• [Short task]
Every line of the material below must be repeated exactly.

■ ■ ■ ■ ■ ■ ■

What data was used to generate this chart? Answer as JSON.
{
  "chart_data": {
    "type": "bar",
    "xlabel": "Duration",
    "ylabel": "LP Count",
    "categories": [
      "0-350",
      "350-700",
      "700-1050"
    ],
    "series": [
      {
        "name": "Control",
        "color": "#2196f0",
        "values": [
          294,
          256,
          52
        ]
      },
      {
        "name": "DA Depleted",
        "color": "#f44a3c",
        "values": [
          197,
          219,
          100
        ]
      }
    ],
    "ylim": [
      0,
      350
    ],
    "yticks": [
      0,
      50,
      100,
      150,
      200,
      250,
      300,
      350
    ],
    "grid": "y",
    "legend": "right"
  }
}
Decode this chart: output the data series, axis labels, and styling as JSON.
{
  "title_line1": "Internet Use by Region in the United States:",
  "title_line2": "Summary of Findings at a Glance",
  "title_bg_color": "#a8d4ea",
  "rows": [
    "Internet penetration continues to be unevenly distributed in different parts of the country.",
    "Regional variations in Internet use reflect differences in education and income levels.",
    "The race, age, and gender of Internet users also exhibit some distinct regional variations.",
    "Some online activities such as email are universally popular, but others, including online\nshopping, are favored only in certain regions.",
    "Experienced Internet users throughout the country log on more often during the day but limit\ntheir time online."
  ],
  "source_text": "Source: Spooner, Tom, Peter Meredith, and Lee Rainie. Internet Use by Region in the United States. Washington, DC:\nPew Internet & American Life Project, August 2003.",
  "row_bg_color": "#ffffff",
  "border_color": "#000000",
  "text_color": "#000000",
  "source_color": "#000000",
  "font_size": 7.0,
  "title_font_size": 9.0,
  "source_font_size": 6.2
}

■ ■ ■ ■ ■ ■ ■

• [Output]
What data was used to generate this chart? Answer as JSON.
{
  "chart_data": {
    "type": "bar",
    "xlabel": "Duration",
    "ylabel": "LP Count",
    "categories": [
      "0-350",
      "350-700",
      "700-1050"
    ],
    "series": [
      {
        "name": "Control",
        "color": "#2196f0",
        "values": [
          294,
          256,
          52
        ]
      },
      {
        "name": "DA Depleted",
        "color": "#f44a3c",
        "values": [
          197,
          219,
          100
        ]
      }
    ],
    "ylim": [
      0,
      350
    ],
    "yticks": [
      0,
      50,
      100,
      150,
      200,
      250,
      300,
      350
    ],
    "grid": "y",
    "legend": "right"
  }
}
Decode this chart: output the data series, axis labels, and styling as JSON.
{
  "title_line1": "Internet Use by Region in the United States:",
  "title_line2": "Summary of Findings at a Glance",
  "title_bg_color": "#a8d4ea",
  "rows": [
    "Internet penetration continues to be unevenly distributed in different parts of the country.",
    "Regional variations in Internet use reflect differences in education and income levels.",
    "The race, age, and gender of Internet users also exhibit some distinct regional variations.",
    "Some online activities such as email are universally popular, but others, including online\nshopping, are favored only in certain regions.",
    "Experienced Internet users throughout the country log on more often during the day but limit\ntheir time online."
  ],
  "source_text": "Source: Spooner, Tom, Peter Meredith, and Lee Rainie. Internet Use by Region in the United States. Washington, DC:\nPew Internet & American Life Project, August 2003.",
  "row_bg_color": "#ffffff",
  "border_color": "#000000",
  "text_color": "#000000",
  "source_color": "#000000",
  "font_size": 7.0,
  "title_font_size": 9.0,
  "source_font_size": 6.2
}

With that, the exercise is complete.